-- BEGIN --
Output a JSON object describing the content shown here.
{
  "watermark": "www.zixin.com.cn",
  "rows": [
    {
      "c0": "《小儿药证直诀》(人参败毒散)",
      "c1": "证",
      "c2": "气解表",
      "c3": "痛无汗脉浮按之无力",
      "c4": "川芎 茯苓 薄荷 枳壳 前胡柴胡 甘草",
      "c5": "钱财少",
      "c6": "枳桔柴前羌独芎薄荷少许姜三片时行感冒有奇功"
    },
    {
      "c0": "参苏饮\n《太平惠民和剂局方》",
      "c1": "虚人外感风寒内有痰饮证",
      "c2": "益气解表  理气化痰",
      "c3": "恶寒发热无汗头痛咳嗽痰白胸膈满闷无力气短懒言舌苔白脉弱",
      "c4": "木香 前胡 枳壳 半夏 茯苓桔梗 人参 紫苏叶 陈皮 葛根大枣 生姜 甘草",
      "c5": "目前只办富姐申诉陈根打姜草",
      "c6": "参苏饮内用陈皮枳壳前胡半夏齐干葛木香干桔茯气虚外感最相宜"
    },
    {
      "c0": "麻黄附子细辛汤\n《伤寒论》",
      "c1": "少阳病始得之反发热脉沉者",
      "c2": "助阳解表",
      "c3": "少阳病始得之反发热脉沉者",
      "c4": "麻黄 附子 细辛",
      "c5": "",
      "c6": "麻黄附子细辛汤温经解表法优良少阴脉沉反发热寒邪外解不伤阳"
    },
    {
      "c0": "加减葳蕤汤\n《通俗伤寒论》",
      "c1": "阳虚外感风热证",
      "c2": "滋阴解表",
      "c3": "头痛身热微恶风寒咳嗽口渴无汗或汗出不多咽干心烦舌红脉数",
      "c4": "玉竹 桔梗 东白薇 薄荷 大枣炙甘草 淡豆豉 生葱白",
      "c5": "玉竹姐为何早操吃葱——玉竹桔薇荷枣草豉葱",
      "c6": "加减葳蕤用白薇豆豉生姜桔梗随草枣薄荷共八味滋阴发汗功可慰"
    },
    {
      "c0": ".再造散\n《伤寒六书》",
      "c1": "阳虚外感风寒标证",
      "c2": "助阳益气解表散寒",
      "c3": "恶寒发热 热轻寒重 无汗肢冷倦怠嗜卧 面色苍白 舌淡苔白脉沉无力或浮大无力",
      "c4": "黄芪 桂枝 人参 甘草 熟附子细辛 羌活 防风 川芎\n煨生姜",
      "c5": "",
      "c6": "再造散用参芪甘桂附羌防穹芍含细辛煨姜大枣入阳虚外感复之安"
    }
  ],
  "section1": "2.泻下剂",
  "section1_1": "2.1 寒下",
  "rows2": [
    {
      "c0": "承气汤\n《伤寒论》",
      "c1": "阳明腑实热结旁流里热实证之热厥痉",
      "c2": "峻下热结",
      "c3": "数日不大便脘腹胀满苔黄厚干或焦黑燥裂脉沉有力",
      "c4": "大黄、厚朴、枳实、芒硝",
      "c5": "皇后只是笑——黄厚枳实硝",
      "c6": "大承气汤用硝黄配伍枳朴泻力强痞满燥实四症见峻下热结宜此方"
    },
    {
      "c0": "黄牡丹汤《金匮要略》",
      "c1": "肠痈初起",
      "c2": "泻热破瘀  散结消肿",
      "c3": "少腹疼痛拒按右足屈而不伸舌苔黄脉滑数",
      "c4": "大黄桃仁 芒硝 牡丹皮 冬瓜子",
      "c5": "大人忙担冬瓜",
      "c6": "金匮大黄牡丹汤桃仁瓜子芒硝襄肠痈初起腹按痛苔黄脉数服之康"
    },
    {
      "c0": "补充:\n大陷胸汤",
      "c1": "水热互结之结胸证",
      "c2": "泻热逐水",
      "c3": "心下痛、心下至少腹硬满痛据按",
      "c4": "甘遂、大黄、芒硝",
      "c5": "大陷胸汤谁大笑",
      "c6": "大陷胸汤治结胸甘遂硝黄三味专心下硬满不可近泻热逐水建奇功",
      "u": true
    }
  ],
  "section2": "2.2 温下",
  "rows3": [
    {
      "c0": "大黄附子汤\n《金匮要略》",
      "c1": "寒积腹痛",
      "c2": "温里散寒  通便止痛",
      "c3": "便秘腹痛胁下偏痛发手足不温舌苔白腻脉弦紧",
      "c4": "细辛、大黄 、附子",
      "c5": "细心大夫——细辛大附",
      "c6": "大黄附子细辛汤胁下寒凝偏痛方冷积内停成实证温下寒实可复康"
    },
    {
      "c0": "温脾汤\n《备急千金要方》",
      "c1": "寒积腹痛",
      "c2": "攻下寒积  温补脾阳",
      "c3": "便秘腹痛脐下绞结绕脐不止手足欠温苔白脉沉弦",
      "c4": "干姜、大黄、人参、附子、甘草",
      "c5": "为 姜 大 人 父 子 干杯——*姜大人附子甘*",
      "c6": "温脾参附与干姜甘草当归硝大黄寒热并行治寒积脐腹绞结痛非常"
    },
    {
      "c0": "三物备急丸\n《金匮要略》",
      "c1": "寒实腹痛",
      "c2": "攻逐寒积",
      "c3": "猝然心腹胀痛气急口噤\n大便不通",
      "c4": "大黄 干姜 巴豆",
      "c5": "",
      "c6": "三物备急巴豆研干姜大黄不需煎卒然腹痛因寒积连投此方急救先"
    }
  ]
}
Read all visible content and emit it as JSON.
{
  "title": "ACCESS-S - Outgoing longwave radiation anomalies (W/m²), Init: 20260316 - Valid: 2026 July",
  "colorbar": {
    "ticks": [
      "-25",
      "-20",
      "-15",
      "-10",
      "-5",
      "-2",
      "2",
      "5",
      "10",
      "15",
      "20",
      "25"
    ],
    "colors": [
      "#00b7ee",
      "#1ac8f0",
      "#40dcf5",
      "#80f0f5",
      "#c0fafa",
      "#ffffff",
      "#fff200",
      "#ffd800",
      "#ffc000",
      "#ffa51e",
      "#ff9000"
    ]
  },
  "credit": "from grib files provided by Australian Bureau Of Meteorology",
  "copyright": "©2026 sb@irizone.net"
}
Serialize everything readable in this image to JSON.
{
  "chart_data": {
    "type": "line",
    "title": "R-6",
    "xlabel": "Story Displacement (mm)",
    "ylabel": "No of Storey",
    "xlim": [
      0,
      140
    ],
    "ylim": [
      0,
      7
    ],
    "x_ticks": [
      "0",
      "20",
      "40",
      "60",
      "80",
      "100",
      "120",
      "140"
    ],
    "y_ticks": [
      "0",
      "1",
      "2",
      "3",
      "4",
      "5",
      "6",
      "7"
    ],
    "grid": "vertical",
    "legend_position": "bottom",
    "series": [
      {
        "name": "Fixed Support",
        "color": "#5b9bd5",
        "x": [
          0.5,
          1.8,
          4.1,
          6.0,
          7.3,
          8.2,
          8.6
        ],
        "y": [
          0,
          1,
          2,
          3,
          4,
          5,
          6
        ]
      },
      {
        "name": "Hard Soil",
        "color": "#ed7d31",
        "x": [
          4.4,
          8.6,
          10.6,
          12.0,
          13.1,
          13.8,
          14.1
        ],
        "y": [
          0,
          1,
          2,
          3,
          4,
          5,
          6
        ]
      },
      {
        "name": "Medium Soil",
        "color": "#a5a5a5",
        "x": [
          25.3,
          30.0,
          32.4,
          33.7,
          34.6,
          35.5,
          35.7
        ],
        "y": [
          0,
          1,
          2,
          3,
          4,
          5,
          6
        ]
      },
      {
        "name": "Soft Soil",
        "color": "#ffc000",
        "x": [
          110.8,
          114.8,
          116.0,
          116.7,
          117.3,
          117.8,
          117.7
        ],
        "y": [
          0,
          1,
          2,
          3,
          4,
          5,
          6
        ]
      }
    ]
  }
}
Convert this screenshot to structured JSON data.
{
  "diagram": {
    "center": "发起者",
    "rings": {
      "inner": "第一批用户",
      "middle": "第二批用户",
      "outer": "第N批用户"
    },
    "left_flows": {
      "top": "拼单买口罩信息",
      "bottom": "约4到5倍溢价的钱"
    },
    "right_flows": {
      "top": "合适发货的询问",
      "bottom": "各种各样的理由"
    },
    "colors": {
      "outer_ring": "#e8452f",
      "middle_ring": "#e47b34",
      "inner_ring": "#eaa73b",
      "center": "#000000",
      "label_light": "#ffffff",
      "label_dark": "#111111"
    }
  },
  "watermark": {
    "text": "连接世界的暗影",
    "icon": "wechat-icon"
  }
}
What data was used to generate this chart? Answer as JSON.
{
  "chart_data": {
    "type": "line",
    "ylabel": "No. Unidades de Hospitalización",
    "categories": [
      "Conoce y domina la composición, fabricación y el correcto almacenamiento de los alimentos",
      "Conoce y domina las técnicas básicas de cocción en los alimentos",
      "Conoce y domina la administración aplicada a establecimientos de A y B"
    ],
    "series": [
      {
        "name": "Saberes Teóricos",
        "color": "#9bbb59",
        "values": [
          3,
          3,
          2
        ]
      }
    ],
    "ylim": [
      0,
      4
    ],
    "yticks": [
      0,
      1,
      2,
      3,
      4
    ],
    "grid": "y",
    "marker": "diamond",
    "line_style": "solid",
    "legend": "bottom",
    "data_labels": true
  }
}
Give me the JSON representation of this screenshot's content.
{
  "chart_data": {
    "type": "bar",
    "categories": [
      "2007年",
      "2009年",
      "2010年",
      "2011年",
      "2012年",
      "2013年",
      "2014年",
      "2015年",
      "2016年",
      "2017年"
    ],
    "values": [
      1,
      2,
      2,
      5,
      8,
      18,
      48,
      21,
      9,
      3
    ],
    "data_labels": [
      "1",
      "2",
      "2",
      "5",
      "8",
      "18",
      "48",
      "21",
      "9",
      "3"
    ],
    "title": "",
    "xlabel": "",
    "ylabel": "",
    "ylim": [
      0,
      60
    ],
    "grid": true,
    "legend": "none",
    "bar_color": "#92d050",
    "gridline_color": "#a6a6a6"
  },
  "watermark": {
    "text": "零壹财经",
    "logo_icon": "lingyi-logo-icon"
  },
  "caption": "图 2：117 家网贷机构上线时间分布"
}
-- END --
• [REQUIREMENTS] Pull out each line containing the word "name" and copy it.

• [TASK SOLUTION]
        "name": "Fixed Support",
        "name": "Hard Soil",
        "name": "Medium Soil",
        "name": "Soft Soil",
        "name": "Saberes Teóricos",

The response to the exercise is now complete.